REQUIRED WORK> Format every line of the listing below as a numbered list, leaving out any blank lines.

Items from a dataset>

= = = = =

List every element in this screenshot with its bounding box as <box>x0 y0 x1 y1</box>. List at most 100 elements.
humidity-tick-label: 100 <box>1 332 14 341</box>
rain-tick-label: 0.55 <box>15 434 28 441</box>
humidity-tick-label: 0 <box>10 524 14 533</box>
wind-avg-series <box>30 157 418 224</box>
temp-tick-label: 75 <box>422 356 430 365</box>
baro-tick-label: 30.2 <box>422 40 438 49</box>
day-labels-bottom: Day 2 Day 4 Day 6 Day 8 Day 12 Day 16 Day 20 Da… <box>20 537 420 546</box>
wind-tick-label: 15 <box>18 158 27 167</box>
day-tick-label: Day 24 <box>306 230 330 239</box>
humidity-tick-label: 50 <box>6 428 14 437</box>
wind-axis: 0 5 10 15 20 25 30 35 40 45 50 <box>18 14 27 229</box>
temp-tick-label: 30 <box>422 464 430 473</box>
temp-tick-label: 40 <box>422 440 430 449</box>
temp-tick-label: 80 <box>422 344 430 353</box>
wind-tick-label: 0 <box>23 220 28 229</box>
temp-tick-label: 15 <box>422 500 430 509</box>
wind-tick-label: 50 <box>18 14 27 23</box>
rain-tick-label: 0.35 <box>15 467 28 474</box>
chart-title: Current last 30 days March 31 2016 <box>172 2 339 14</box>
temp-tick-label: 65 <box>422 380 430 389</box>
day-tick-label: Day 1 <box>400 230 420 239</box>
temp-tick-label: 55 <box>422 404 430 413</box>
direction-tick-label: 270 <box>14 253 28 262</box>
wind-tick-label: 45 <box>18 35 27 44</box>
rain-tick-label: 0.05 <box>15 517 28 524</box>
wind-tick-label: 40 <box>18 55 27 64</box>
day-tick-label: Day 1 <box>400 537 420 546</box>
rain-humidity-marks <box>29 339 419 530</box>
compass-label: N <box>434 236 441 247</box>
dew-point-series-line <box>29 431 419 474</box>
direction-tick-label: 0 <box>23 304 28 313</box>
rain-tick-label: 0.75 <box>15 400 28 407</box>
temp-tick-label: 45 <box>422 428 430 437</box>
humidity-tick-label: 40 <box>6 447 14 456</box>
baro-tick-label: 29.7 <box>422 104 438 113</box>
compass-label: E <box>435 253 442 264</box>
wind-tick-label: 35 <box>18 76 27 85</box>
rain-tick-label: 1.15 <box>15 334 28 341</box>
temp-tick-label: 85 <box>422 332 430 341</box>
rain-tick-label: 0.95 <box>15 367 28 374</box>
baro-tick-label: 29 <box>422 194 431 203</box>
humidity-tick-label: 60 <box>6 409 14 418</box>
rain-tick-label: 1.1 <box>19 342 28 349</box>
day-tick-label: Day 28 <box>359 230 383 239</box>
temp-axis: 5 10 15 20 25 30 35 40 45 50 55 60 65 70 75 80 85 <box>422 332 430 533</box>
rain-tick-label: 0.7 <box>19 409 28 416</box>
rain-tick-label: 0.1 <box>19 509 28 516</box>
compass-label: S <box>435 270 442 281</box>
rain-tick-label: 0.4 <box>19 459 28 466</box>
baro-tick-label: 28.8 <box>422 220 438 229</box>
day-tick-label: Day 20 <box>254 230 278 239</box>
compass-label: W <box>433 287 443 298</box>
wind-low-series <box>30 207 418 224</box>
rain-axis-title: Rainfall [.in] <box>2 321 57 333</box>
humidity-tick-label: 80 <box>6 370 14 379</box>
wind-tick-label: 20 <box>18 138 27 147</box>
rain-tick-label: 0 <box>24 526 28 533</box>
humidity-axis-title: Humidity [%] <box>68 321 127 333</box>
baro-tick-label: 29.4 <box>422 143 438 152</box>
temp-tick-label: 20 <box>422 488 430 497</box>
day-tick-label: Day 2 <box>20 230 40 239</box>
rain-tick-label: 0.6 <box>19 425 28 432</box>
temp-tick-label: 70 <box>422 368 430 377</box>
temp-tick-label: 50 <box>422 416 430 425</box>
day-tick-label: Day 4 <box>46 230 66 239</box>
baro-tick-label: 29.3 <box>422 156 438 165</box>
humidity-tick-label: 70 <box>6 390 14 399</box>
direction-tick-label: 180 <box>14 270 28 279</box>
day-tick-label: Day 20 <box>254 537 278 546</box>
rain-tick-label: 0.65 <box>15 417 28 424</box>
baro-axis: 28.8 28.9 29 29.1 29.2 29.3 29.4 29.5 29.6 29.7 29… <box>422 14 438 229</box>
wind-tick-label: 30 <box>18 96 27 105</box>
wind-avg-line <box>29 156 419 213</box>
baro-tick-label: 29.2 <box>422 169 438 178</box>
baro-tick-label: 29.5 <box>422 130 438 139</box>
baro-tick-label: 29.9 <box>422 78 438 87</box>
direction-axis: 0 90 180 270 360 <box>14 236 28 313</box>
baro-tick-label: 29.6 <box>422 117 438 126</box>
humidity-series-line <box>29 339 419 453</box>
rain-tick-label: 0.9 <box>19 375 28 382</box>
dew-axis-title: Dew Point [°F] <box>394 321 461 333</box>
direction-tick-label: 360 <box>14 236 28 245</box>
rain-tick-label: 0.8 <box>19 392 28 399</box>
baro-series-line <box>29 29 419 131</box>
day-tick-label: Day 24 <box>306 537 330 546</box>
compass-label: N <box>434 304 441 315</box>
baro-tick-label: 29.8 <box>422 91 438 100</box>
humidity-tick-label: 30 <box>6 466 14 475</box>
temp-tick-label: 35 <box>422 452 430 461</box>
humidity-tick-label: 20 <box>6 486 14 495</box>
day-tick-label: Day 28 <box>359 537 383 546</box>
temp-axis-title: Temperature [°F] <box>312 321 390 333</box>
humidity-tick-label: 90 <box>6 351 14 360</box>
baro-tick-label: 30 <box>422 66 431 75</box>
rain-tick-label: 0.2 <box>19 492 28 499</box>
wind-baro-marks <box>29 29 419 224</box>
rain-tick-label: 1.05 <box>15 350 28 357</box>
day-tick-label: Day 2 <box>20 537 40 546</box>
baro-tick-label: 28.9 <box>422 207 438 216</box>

= = = = =

RESPONSE TO THE EXERCISE>
1. List every element in this screenshot with its bounding box as <box>x0 y0 x1 y1</box>. List at most 100 elements.
2. humidity-tick-label: 100 <box>1 332 14 341</box>
3. rain-tick-label: 0.55 <box>15 434 28 441</box>
4. humidity-tick-label: 0 <box>10 524 14 533</box>
5. wind-avg-series <box>30 157 418 224</box>
6. temp-tick-label: 75 <box>422 356 430 365</box>
7. baro-tick-label: 30.2 <box>422 40 438 49</box>
8. day-labels-bottom: Day 2 Day 4 Day 6 Day 8 Day 12 Day 16 Day 20 Da… <box>20 537 420 546</box>
9. wind-tick-label: 15 <box>18 158 27 167</box>
10. day-tick-label: Day 24 <box>306 230 330 239</box>
11. humidity-tick-label: 50 <box>6 428 14 437</box>
12. wind-axis: 0 5 10 15 20 25 30 35 40 45 50 <box>18 14 27 229</box>
13. temp-tick-label: 30 <box>422 464 430 473</box>
14. temp-tick-label: 40 <box>422 440 430 449</box>
15. temp-tick-label: 80 <box>422 344 430 353</box>
16. wind-tick-label: 0 <box>23 220 28 229</box>
17. temp-tick-label: 15 <box>422 500 430 509</box>
18. wind-tick-label: 50 <box>18 14 27 23</box>
19. rain-tick-label: 0.35 <box>15 467 28 474</box>
20. chart-title: Current last 30 days March 31 2016 <box>172 2 339 14</box>
21. temp-tick-label: 65 <box>422 380 430 389</box>
22. day-tick-label: Day 1 <box>400 230 420 239</box>
23. temp-tick-label: 55 <box>422 404 430 413</box>
24. direction-tick-label: 270 <box>14 253 28 262</box>
25. wind-tick-label: 45 <box>18 35 27 44</box>
26. rain-tick-label: 0.05 <box>15 517 28 524</box>
27. wind-tick-label: 40 <box>18 55 27 64</box>
28. day-tick-label: Day 1 <box>400 537 420 546</box>
29. rain-humidity-marks <box>29 339 419 530</box>
30. compass-label: N <box>434 236 441 247</box>
31. dew-point-series-line <box>29 431 419 474</box>
32. direction-tick-label: 0 <box>23 304 28 313</box>
33. rain-tick-label: 0.75 <box>15 400 28 407</box>
34. temp-tick-label: 45 <box>422 428 430 437</box>
35. humidity-tick-label: 40 <box>6 447 14 456</box>
36. baro-tick-label: 29.7 <box>422 104 438 113</box>
37. compass-label: E <box>435 253 442 264</box>
38. wind-tick-label: 35 <box>18 76 27 85</box>
39. rain-tick-label: 1.15 <box>15 334 28 341</box>
40. temp-tick-label: 85 <box>422 332 430 341</box>
41. rain-tick-label: 0.95 <box>15 367 28 374</box>
42. baro-tick-label: 29 <box>422 194 431 203</box>
43. humidity-tick-label: 60 <box>6 409 14 418</box>
44. rain-tick-label: 1.1 <box>19 342 28 349</box>
45. day-tick-label: Day 28 <box>359 230 383 239</box>
46. temp-axis: 5 10 15 20 25 30 35 40 45 50 55 60 65 70 75 80 85 <box>422 332 430 533</box>
47. rain-tick-label: 0.7 <box>19 409 28 416</box>
48. rain-tick-label: 0.1 <box>19 509 28 516</box>
49. compass-label: S <box>435 270 442 281</box>
50. rain-tick-label: 0.4 <box>19 459 28 466</box>
51. baro-tick-label: 28.8 <box>422 220 438 229</box>
52. day-tick-label: Day 20 <box>254 230 278 239</box>
53. compass-label: W <box>433 287 443 298</box>
54. wind-low-series <box>30 207 418 224</box>
55. rain-axis-title: Rainfall [.in] <box>2 321 57 333</box>
56. humidity-tick-label: 80 <box>6 370 14 379</box>
57. wind-tick-label: 20 <box>18 138 27 147</box>
58. rain-tick-label: 0 <box>24 526 28 533</box>
59. humidity-axis-title: Humidity [%] <box>68 321 127 333</box>
60. baro-tick-label: 29.4 <box>422 143 438 152</box>
61. temp-tick-label: 20 <box>422 488 430 497</box>
62. day-tick-label: Day 2 <box>20 230 40 239</box>
63. rain-tick-label: 0.6 <box>19 425 28 432</box>
64. temp-tick-label: 70 <box>422 368 430 377</box>
65. temp-tick-label: 50 <box>422 416 430 425</box>
66. day-tick-label: Day 4 <box>46 230 66 239</box>
67. baro-tick-label: 29.3 <box>422 156 438 165</box>
68. humidity-tick-label: 70 <box>6 390 14 399</box>
69. direction-tick-label: 180 <box>14 270 28 279</box>
70. day-tick-label: Day 20 <box>254 537 278 546</box>
71. rain-tick-label: 0.65 <box>15 417 28 424</box>
72. baro-axis: 28.8 28.9 29 29.1 29.2 29.3 29.4 29.5 29.6 29.7 29… <box>422 14 438 229</box>
73. wind-tick-label: 30 <box>18 96 27 105</box>
74. wind-avg-line <box>29 156 419 213</box>
75. baro-tick-label: 29.2 <box>422 169 438 178</box>
76. baro-tick-label: 29.5 <box>422 130 438 139</box>
77. baro-tick-label: 29.9 <box>422 78 438 87</box>
78. direction-axis: 0 90 180 270 360 <box>14 236 28 313</box>
79. baro-tick-label: 29.6 <box>422 117 438 126</box>
80. humidity-series-line <box>29 339 419 453</box>
81. rain-tick-label: 0.9 <box>19 375 28 382</box>
82. dew-axis-title: Dew Point [°F] <box>394 321 461 333</box>
83. direction-tick-label: 360 <box>14 236 28 245</box>
84. rain-tick-label: 0.8 <box>19 392 28 399</box>
85. baro-series-line <box>29 29 419 131</box>
86. day-tick-label: Day 24 <box>306 537 330 546</box>
87. compass-label: N <box>434 304 441 315</box>
88. baro-tick-label: 29.8 <box>422 91 438 100</box>
89. humidity-tick-label: 30 <box>6 466 14 475</box>
90. temp-tick-label: 35 <box>422 452 430 461</box>
91. humidity-tick-label: 20 <box>6 486 14 495</box>
92. day-tick-label: Day 28 <box>359 537 383 546</box>
93. temp-axis-title: Temperature [°F] <box>312 321 390 333</box>
94. humidity-tick-label: 90 <box>6 351 14 360</box>
95. baro-tick-label: 30 <box>422 66 431 75</box>
96. rain-tick-label: 0.2 <box>19 492 28 499</box>
97. wind-baro-marks <box>29 29 419 224</box>
98. rain-tick-label: 1.05 <box>15 350 28 357</box>
99. day-tick-label: Day 2 <box>20 537 40 546</box>
100. baro-tick-label: 28.9 <box>422 207 438 216</box>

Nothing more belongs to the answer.